(Saved data entries)
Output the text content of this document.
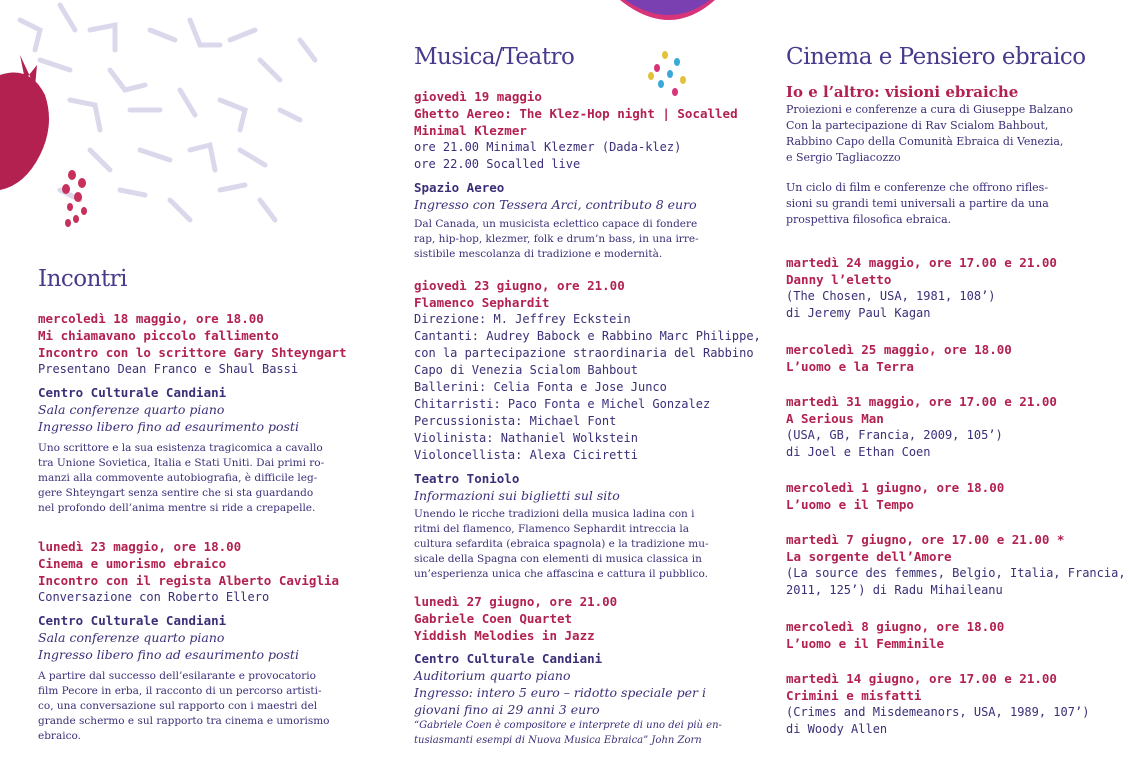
Incontri
mercoledì 18 maggio, ore 18.00
Mi chiamavano piccolo fallimento
Incontro con lo scrittore Gary Shteyngart
Presentano Dean Franco e Shaul Bassi
Centro Culturale Candiani
Sala conferenze quarto piano
Ingresso libero fino ad esaurimento posti
Uno scrittore e la sua esistenza tragicomica a cavallo
tra Unione Sovietica, Italia e Stati Uniti. Dai primi ro-
manzi alla commovente autobiografia, è difficile leg-
gere Shteyngart senza sentire che si sta guardando
nel profondo dell’anima mentre si ride a crepapelle.
lunedì 23 maggio, ore 18.00
Cinema e umorismo ebraico
Incontro con il regista Alberto Caviglia
Conversazione con Roberto Ellero
Centro Culturale Candiani
Sala conferenze quarto piano
Ingresso libero fino ad esaurimento posti
A partire dal successo dell’esilarante e provocatorio
film Pecore in erba, il racconto di un percorso artisti-
co, una conversazione sul rapporto con i maestri del
grande schermo e sul rapporto tra cinema e umorismo
ebraico.
Musica/Teatro
giovedì 19 maggio
Ghetto Aereo: The Klez-Hop night | Socalled
Minimal Klezmer
ore 21.00 Minimal Klezmer (Dada-klez)
ore 22.00 Socalled live
Spazio Aereo
Ingresso con Tessera Arci, contributo 8 euro
Dal Canada, un musicista eclettico capace di fondere
rap, hip-hop, klezmer, folk e drum’n bass, in una irre-
sistibile mescolanza di tradizione e modernità.
giovedì 23 giugno, ore 21.00
Flamenco Sephardit
Direzione: M. Jeffrey Eckstein
Cantanti: Audrey Babock e Rabbino Marc Philippe,
con la partecipazione straordinaria del Rabbino
Capo di Venezia Scialom Bahbout
Ballerini: Celia Fonta e Jose Junco
Chitarristi: Paco Fonta e Michel Gonzalez
Percussionista: Michael Font
Violinista: Nathaniel Wolkstein
Violoncellista: Alexa Ciciretti
Teatro Toniolo
Informazioni sui biglietti sul sito
Unendo le ricche tradizioni della musica ladina con i
ritmi del flamenco, Flamenco Sephardit intreccia la
cultura sefardita (ebraica spagnola) e la tradizione mu-
sicale della Spagna con elementi di musica classica in
un’esperienza unica che affascina e cattura il pubblico.
lunedì 27 giugno, ore 21.00
Gabriele Coen Quartet
Yiddish Melodies in Jazz
Centro Culturale Candiani
Auditorium quarto piano
Ingresso: intero 5 euro – ridotto speciale per i
giovani fino ai 29 anni 3 euro
“Gabriele Coen è compositore e interprete di uno dei più en-
tusiasmanti esempi di Nuova Musica Ebraica” John Zorn
Cinema e Pensiero ebraico
Io e l’altro: visioni ebraiche
Proiezioni e conferenze a cura di Giuseppe Balzano
Con la partecipazione di Rav Scialom Bahbout,
Rabbino Capo della Comunità Ebraica di Venezia,
e Sergio Tagliacozzo
Un ciclo di film e conferenze che offrono rifles-
sioni su grandi temi universali a partire da una
prospettiva filosofica ebraica.
martedì 24 maggio, ore 17.00 e 21.00
Danny l’eletto
(The Chosen, USA, 1981, 108’)
di Jeremy Paul Kagan
mercoledì 25 maggio, ore 18.00
L’uomo e la Terra
martedì 31 maggio, ore 17.00 e 21.00
A Serious Man
(USA, GB, Francia, 2009, 105’)
di Joel e Ethan Coen
mercoledì 1 giugno, ore 18.00
L’uomo e il Tempo
martedì 7 giugno, ore 17.00 e 21.00 *
La sorgente dell’Amore
(La source des femmes, Belgio, Italia, Francia,
2011, 125’) di Radu Mihaileanu
mercoledì 8 giugno, ore 18.00
L’uomo e il Femminile
martedì 14 giugno, ore 17.00 e 21.00
Crimini e misfatti
(Crimes and Misdemeanors, USA, 1989, 107’)
di Woody Allen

Exercise instructions :: Quote the records in full and exactly; skip any image.

Final result ::
Output the text content of this document.
Incontri
mercoledì 18 maggio, ore 18.00
Mi chiamavano piccolo fallimento
Incontro con lo scrittore Gary Shteyngart
Presentano Dean Franco e Shaul Bassi
Centro Culturale Candiani
Sala conferenze quarto piano
Ingresso libero fino ad esaurimento posti
Uno scrittore e la sua esistenza tragicomica a cavallo
tra Unione Sovietica, Italia e Stati Uniti. Dai primi ro-
manzi alla commovente autobiografia, è difficile leg-
gere Shteyngart senza sentire che si sta guardando
nel profondo dell’anima mentre si ride a crepapelle.
lunedì 23 maggio, ore 18.00
Cinema e umorismo ebraico
Incontro con il regista Alberto Caviglia
Conversazione con Roberto Ellero
Centro Culturale Candiani
Sala conferenze quarto piano
Ingresso libero fino ad esaurimento posti
A partire dal successo dell’esilarante e provocatorio
film Pecore in erba, il racconto di un percorso artisti-
co, una conversazione sul rapporto con i maestri del
grande schermo e sul rapporto tra cinema e umorismo
ebraico.
Musica/Teatro
giovedì 19 maggio
Ghetto Aereo: The Klez-Hop night | Socalled
Minimal Klezmer
ore 21.00 Minimal Klezmer (Dada-klez)
ore 22.00 Socalled live
Spazio Aereo
Ingresso con Tessera Arci, contributo 8 euro
Dal Canada, un musicista eclettico capace di fondere
rap, hip-hop, klezmer, folk e drum’n bass, in una irre-
sistibile mescolanza di tradizione e modernità.
giovedì 23 giugno, ore 21.00
Flamenco Sephardit
Direzione: M. Jeffrey Eckstein
Cantanti: Audrey Babock e Rabbino Marc Philippe,
con la partecipazione straordinaria del Rabbino
Capo di Venezia Scialom Bahbout
Ballerini: Celia Fonta e Jose Junco
Chitarristi: Paco Fonta e Michel Gonzalez
Percussionista: Michael Font
Violinista: Nathaniel Wolkstein
Violoncellista: Alexa Ciciretti
Teatro Toniolo
Informazioni sui biglietti sul sito
Unendo le ricche tradizioni della musica ladina con i
ritmi del flamenco, Flamenco Sephardit intreccia la
cultura sefardita (ebraica spagnola) e la tradizione mu-
sicale della Spagna con elementi di musica classica in
un’esperienza unica che affascina e cattura il pubblico.
lunedì 27 giugno, ore 21.00
Gabriele Coen Quartet
Yiddish Melodies in Jazz
Centro Culturale Candiani
Auditorium quarto piano
Ingresso: intero 5 euro – ridotto speciale per i
giovani fino ai 29 anni 3 euro
“Gabriele Coen è compositore e interprete di uno dei più en-
tusiasmanti esempi di Nuova Musica Ebraica” John Zorn
Cinema e Pensiero ebraico
Io e l’altro: visioni ebraiche
Proiezioni e conferenze a cura di Giuseppe Balzano
Con la partecipazione di Rav Scialom Bahbout,
Rabbino Capo della Comunità Ebraica di Venezia,
e Sergio Tagliacozzo
Un ciclo di film e conferenze che offrono rifles-
sioni su grandi temi universali a partire da una
prospettiva filosofica ebraica.
martedì 24 maggio, ore 17.00 e 21.00
Danny l’eletto
(The Chosen, USA, 1981, 108’)
di Jeremy Paul Kagan
mercoledì 25 maggio, ore 18.00
L’uomo e la Terra
martedì 31 maggio, ore 17.00 e 21.00
A Serious Man
(USA, GB, Francia, 2009, 105’)
di Joel e Ethan Coen
mercoledì 1 giugno, ore 18.00
L’uomo e il Tempo
martedì 7 giugno, ore 17.00 e 21.00 *
La sorgente dell’Amore
(La source des femmes, Belgio, Italia, Francia,
2011, 125’) di Radu Mihaileanu
mercoledì 8 giugno, ore 18.00
L’uomo e il Femminile
martedì 14 giugno, ore 17.00 e 21.00
Crimini e misfatti
(Crimes and Misdemeanors, USA, 1989, 107’)
di Woody Allen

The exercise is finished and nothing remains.